#### [What the task requires]
Collect every line in the records below that contains the word "siehe".

#### [Provided entries]
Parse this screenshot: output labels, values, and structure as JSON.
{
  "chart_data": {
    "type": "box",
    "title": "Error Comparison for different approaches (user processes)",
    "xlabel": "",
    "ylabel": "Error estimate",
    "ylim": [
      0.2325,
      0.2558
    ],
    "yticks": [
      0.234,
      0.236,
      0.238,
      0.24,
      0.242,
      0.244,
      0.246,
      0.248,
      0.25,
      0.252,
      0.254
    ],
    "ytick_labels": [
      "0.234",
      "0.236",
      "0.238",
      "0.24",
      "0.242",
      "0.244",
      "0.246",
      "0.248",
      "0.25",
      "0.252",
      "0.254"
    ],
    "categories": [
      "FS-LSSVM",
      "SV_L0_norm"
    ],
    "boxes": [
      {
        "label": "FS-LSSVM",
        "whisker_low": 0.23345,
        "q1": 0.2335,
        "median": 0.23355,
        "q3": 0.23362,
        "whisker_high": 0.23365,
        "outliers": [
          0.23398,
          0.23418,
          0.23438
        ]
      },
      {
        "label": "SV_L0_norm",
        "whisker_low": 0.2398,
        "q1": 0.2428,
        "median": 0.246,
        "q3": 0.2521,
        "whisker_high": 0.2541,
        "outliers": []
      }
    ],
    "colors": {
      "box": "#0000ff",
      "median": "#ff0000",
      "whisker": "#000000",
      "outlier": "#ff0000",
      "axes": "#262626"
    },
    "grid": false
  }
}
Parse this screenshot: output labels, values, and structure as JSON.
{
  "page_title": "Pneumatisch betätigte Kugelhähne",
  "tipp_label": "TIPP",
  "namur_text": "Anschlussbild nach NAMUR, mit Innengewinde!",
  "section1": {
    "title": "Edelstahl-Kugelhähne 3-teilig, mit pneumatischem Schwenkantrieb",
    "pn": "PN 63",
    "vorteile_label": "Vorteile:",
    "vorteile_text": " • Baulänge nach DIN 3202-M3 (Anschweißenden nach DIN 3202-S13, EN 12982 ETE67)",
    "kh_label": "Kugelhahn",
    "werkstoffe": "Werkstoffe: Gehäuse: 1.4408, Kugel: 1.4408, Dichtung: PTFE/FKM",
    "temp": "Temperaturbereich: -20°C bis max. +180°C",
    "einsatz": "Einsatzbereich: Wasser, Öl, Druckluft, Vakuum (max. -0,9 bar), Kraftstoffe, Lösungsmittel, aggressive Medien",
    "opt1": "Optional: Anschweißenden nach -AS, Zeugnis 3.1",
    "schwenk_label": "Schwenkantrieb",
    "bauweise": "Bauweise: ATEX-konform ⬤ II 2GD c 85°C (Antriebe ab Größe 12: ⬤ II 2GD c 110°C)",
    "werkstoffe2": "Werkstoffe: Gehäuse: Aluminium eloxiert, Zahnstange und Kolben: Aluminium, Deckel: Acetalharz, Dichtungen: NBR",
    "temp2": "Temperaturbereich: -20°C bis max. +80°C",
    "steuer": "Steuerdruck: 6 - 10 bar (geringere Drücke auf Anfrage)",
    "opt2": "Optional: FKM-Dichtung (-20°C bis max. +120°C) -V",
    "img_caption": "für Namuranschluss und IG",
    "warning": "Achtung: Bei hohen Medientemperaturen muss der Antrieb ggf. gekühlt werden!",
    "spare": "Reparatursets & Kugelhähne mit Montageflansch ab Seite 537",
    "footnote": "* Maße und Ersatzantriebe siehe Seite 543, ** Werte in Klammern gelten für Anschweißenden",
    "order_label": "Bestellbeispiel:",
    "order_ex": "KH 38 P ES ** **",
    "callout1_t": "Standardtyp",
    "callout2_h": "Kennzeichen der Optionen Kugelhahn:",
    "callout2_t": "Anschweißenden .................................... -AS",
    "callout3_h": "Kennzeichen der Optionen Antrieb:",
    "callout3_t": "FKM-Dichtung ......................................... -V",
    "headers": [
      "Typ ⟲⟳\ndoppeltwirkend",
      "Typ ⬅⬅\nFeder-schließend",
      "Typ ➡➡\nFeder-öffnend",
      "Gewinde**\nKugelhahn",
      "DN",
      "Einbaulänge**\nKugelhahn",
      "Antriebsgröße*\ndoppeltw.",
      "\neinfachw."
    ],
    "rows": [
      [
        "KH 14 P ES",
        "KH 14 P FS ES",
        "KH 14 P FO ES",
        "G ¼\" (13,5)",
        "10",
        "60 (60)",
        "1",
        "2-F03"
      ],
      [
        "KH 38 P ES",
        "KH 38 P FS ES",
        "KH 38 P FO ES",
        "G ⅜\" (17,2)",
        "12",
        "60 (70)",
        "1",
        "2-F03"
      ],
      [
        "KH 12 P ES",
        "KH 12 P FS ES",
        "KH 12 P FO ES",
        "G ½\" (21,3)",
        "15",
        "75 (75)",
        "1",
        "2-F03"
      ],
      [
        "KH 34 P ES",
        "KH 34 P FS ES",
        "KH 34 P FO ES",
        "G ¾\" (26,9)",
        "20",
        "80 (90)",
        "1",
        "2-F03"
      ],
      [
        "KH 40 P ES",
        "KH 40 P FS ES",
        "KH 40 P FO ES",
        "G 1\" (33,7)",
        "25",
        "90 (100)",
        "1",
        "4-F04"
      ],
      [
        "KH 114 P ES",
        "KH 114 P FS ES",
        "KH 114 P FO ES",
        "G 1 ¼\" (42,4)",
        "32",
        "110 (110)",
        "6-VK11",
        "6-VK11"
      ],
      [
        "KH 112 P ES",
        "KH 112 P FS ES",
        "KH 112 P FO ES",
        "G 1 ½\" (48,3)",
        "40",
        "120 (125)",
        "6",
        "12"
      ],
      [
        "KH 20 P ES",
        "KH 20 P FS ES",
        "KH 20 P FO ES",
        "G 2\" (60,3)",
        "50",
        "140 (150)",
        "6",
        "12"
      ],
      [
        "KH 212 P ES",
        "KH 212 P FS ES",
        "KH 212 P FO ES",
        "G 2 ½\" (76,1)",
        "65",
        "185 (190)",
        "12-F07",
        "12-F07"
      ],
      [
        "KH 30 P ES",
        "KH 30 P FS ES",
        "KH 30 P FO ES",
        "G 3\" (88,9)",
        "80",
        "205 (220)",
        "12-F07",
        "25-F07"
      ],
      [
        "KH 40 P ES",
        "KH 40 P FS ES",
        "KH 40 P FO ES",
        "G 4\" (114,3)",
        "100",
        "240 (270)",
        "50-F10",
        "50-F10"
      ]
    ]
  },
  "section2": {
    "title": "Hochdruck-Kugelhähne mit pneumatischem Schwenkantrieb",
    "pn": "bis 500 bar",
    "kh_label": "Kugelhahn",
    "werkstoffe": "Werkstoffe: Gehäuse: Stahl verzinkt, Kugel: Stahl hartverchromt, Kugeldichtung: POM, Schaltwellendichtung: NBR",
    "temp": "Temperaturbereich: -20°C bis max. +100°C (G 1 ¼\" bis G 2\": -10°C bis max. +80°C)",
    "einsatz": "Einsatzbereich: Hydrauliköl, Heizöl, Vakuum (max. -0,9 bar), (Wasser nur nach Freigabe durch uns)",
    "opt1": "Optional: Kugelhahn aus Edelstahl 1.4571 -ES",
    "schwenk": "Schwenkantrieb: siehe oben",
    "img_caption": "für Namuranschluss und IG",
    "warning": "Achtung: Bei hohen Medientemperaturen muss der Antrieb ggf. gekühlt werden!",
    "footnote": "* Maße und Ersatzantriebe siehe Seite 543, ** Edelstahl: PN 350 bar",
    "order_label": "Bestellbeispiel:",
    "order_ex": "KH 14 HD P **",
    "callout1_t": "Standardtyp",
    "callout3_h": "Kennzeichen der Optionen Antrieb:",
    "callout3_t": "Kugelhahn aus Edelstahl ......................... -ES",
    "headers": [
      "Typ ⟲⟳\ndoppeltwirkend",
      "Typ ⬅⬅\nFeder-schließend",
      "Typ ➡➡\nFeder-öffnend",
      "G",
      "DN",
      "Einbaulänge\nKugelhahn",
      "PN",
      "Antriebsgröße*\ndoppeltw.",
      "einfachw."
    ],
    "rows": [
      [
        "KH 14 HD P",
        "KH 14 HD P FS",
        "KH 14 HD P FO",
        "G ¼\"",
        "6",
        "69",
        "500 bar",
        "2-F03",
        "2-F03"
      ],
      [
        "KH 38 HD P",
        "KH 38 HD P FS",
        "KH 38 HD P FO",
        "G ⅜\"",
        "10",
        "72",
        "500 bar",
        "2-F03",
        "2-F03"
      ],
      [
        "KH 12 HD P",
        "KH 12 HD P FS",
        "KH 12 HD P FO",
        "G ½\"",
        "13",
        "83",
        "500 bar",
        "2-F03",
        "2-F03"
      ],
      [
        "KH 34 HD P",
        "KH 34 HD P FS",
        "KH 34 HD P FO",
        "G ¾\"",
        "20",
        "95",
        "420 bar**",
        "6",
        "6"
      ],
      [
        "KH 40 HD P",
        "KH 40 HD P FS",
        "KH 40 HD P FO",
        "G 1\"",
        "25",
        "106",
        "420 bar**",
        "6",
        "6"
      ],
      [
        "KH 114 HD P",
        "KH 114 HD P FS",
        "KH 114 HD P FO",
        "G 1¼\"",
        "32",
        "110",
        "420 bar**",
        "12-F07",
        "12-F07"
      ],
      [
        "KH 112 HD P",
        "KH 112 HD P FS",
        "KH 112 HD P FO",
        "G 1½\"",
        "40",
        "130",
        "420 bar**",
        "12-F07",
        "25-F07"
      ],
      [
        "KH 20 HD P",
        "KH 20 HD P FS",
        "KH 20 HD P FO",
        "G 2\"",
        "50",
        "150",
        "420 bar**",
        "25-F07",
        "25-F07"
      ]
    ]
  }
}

#### [Answer for the task]
    "footnote": "* Maße und Ersatzantriebe siehe Seite 543, ** Werte in Klammern gelten für Anschweißenden",
    "schwenk": "Schwenkantrieb: siehe oben",
    "footnote": "* Maße und Ersatzantriebe siehe Seite 543, ** Edelstahl: PN 350 bar",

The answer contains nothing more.